"""

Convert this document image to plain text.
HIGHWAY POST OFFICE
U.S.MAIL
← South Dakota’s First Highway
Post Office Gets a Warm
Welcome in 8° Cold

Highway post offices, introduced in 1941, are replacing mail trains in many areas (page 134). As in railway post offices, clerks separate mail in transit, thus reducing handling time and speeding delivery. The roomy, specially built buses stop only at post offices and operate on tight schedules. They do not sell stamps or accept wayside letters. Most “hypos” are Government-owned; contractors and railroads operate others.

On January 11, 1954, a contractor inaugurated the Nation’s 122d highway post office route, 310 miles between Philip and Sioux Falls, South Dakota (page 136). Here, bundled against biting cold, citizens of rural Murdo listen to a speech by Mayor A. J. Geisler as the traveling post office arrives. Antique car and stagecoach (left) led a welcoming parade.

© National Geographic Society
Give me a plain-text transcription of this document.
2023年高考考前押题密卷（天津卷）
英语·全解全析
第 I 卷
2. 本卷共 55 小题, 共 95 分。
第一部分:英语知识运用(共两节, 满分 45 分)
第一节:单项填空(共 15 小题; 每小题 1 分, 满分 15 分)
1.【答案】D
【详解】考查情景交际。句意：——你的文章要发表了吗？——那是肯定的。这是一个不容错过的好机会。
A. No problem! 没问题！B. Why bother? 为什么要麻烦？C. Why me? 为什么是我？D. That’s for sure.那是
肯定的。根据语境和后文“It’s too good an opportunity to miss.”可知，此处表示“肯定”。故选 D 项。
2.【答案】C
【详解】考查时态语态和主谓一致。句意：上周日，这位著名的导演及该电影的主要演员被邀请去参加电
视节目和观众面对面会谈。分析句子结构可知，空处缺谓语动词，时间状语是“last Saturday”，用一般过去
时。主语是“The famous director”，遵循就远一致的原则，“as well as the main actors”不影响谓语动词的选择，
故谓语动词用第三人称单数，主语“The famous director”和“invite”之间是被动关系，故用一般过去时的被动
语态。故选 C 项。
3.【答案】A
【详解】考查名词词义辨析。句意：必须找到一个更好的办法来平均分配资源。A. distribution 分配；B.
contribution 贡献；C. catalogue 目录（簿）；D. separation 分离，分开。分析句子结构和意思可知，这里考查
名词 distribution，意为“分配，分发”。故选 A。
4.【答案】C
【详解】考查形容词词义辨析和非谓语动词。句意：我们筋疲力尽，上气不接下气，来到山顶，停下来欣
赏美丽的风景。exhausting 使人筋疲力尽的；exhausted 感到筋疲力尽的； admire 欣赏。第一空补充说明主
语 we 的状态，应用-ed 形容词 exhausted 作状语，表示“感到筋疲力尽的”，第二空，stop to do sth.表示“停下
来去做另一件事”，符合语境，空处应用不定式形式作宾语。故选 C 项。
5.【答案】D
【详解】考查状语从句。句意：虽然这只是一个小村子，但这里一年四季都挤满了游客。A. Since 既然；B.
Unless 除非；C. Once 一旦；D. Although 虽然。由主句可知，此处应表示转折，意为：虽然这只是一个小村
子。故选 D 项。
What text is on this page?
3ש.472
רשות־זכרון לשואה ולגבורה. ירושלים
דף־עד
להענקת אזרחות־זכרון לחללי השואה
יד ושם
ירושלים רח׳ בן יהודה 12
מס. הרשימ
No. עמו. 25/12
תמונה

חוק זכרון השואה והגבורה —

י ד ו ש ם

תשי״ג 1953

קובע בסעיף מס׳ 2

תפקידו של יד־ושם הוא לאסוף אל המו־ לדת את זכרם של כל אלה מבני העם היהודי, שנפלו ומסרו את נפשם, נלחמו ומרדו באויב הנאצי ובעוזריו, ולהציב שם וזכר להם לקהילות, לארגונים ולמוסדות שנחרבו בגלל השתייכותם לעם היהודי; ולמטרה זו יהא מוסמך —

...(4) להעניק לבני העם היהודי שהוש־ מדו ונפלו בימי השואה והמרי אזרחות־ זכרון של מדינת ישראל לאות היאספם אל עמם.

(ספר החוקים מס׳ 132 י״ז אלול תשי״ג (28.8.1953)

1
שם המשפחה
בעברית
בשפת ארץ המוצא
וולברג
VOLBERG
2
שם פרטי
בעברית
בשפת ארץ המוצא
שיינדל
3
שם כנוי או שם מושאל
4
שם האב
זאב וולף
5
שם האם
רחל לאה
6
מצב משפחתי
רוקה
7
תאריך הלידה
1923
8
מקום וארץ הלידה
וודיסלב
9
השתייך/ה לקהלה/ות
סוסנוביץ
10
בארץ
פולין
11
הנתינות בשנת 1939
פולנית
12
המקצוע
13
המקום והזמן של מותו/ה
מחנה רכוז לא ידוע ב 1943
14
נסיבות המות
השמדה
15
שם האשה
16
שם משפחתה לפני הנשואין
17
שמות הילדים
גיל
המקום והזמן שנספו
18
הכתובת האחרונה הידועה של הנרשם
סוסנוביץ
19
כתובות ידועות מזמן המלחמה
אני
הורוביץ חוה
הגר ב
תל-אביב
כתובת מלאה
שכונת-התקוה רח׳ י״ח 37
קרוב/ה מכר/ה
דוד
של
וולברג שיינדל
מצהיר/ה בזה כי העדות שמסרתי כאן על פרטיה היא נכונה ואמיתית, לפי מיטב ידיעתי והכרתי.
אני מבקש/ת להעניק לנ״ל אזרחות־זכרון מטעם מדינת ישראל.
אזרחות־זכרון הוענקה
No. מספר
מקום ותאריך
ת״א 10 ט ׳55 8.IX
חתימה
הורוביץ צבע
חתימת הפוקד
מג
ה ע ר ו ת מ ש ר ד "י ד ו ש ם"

"""

- SHORT TASK
Starting with the line that contains "What text is on this page?", write out each line through the end of the listing, exactly as it appears, and include nothing else.

- TASK RESULT
What text is on this page?
3ש.472
רשות־זכרון לשואה ולגבורה. ירושלים
דף־עד
להענקת אזרחות־זכרון לחללי השואה
יד ושם
ירושלים רח׳ בן יהודה 12
מס. הרשימ
No. עמו. 25/12
תמונה

חוק זכרון השואה והגבורה —

י ד ו ש ם

תשי״ג 1953

קובע בסעיף מס׳ 2

תפקידו של יד־ושם הוא לאסוף אל המו־ לדת את זכרם של כל אלה מבני העם היהודי, שנפלו ומסרו את נפשם, נלחמו ומרדו באויב הנאצי ובעוזריו, ולהציב שם וזכר להם לקהילות, לארגונים ולמוסדות שנחרבו בגלל השתייכותם לעם היהודי; ולמטרה זו יהא מוסמך —

...(4) להעניק לבני העם היהודי שהוש־ מדו ונפלו בימי השואה והמרי אזרחות־ זכרון של מדינת ישראל לאות היאספם אל עמם.

(ספר החוקים מס׳ 132 י״ז אלול תשי״ג (28.8.1953)

1
שם המשפחה
בעברית
בשפת ארץ המוצא
וולברג
VOLBERG
2
שם פרטי
בעברית
בשפת ארץ המוצא
שיינדל
3
שם כנוי או שם מושאל
4
שם האב
זאב וולף
5
שם האם
רחל לאה
6
מצב משפחתי
רוקה
7
תאריך הלידה
1923
8
מקום וארץ הלידה
וודיסלב
9
השתייך/ה לקהלה/ות
סוסנוביץ
10
בארץ
פולין
11
הנתינות בשנת 1939
פולנית
12
המקצוע
13
המקום והזמן של מותו/ה
מחנה רכוז לא ידוע ב 1943
14
נסיבות המות
השמדה
15
שם האשה
16
שם משפחתה לפני הנשואין
17
שמות הילדים
גיל
המקום והזמן שנספו
18
הכתובת האחרונה הידועה של הנרשם
סוסנוביץ
19
כתובות ידועות מזמן המלחמה
אני
הורוביץ חוה
הגר ב
תל-אביב
כתובת מלאה
שכונת-התקוה רח׳ י״ח 37
קרוב/ה מכר/ה
דוד
של
וולברג שיינדל
מצהיר/ה בזה כי העדות שמסרתי כאן על פרטיה היא נכונה ואמיתית, לפי מיטב ידיעתי והכרתי.
אני מבקש/ת להעניק לנ״ל אזרחות־זכרון מטעם מדינת ישראל.
אזרחות־זכרון הוענקה
No. מספר
מקום ותאריך
ת״א 10 ט ׳55 8.IX
חתימה
הורוביץ צבע
חתימת הפוקד
מג
ה ע ר ו ת מ ש ר ד "י ד ו ש ם"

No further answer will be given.